**REQUIRED TASK:**
Exclude all pictures, then copy each of the records exactly as written.

[Lines of data]
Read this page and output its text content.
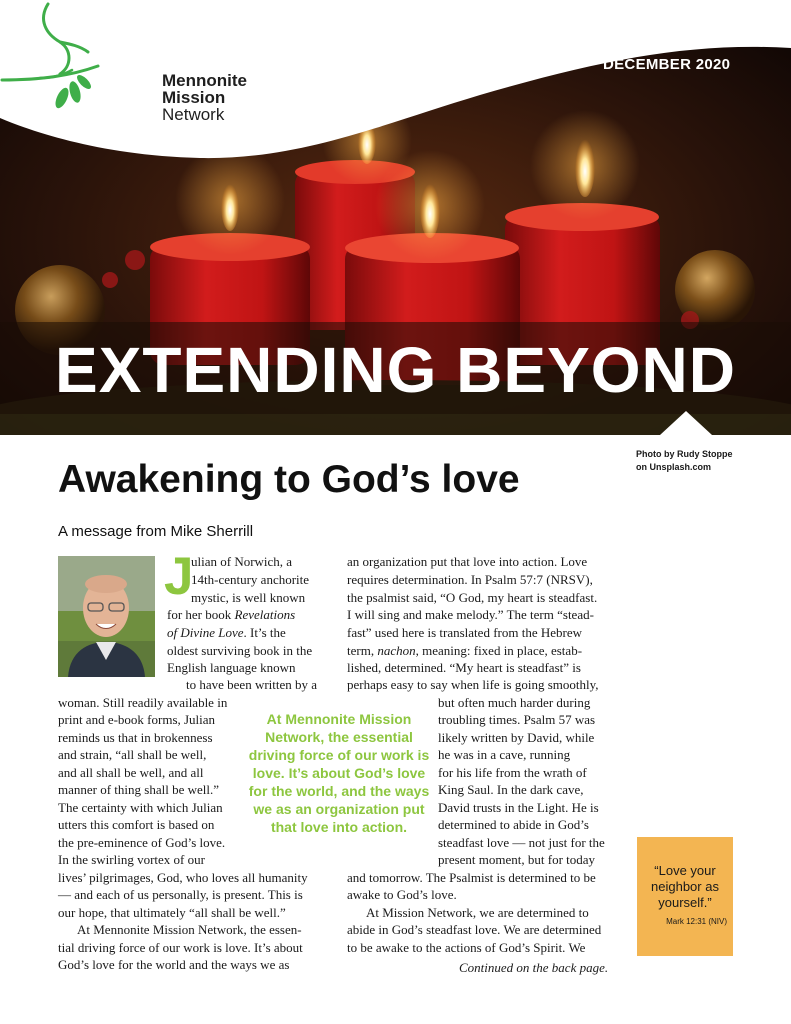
Mennonite
Mission
Network
DECEMBER 2020
EXTENDING BEYOND
Photo by Rudy Stoppe
on Unsplash.com
Awakening to God’s love
A message from Mike Sherrill
J
ulian of Norwich, a
14th-century anchorite
mystic, is well known
for her book Revelations
of Divine Love. It’s the
oldest surviving book in the
English language known
to have been written by a
woman. Still readily available in
print and e-book forms, Julian
reminds us that in brokenness
and strain, “all shall be well,
and all shall be well, and all
manner of thing shall be well.”
The certainty with which Julian
utters this comfort is based on
the pre-eminence of God’s love.
In the swirling vortex of our
lives’ pilgrimages, God, who loves all humanity
— and each of us personally, is present. This is
our hope, that ultimately “all shall be well.”
At Mennonite Mission Network, the essen-
tial driving force of our work is love. It’s about
God’s love for the world and the ways we as
an organization put that love into action. Love
requires determination. In Psalm 57:7 (NRSV),
the psalmist said, “O God, my heart is steadfast.
I will sing and make melody.” The term “stead-
fast” used here is translated from the Hebrew
term, nachon, meaning: fixed in place, estab-
lished, determined. “My heart is steadfast” is
perhaps easy to say when life is going smoothly,
but often much harder during
troubling times. Psalm 57 was
likely written by David, while
he was in a cave, running
for his life from the wrath of
King Saul. In the dark cave,
David trusts in the Light. He is
determined to abide in God’s
steadfast love — not just for the
present moment, but for today
and tomorrow. The Psalmist is determined to be
awake to God’s love.
At Mission Network, we are determined to
abide in God’s steadfast love. We are determined
to be awake to the actions of God’s Spirit. We
Continued on the back page.
At Mennonite Mission Network, the essential driving force of our work is love. It’s about God’s love for the world, and the ways we as an organization put that love into action.
“Love your neighbor as yourself.”
Mark 12:31 (NIV)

**SOLUTION TO THIS TASK:**
Read this page and output its text content.
Mennonite
Mission
Network
DECEMBER 2020
EXTENDING BEYOND
Photo by Rudy Stoppe
on Unsplash.com
Awakening to God’s love
A message from Mike Sherrill
J
ulian of Norwich, a
14th-century anchorite
mystic, is well known
for her book Revelations
of Divine Love. It’s the
oldest surviving book in the
English language known
to have been written by a
woman. Still readily available in
print and e-book forms, Julian
reminds us that in brokenness
and strain, “all shall be well,
and all shall be well, and all
manner of thing shall be well.”
The certainty with which Julian
utters this comfort is based on
the pre-eminence of God’s love.
In the swirling vortex of our
lives’ pilgrimages, God, who loves all humanity
— and each of us personally, is present. This is
our hope, that ultimately “all shall be well.”
At Mennonite Mission Network, the essen-
tial driving force of our work is love. It’s about
God’s love for the world and the ways we as
an organization put that love into action. Love
requires determination. In Psalm 57:7 (NRSV),
the psalmist said, “O God, my heart is steadfast.
I will sing and make melody.” The term “stead-
fast” used here is translated from the Hebrew
term, nachon, meaning: fixed in place, estab-
lished, determined. “My heart is steadfast” is
perhaps easy to say when life is going smoothly,
but often much harder during
troubling times. Psalm 57 was
likely written by David, while
he was in a cave, running
for his life from the wrath of
King Saul. In the dark cave,
David trusts in the Light. He is
determined to abide in God’s
steadfast love — not just for the
present moment, but for today
and tomorrow. The Psalmist is determined to be
awake to God’s love.
At Mission Network, we are determined to
abide in God’s steadfast love. We are determined
to be awake to the actions of God’s Spirit. We
Continued on the back page.
At Mennonite Mission Network, the essential driving force of our work is love. It’s about God’s love for the world, and the ways we as an organization put that love into action.
“Love your neighbor as yourself.”
Mark 12:31 (NIV)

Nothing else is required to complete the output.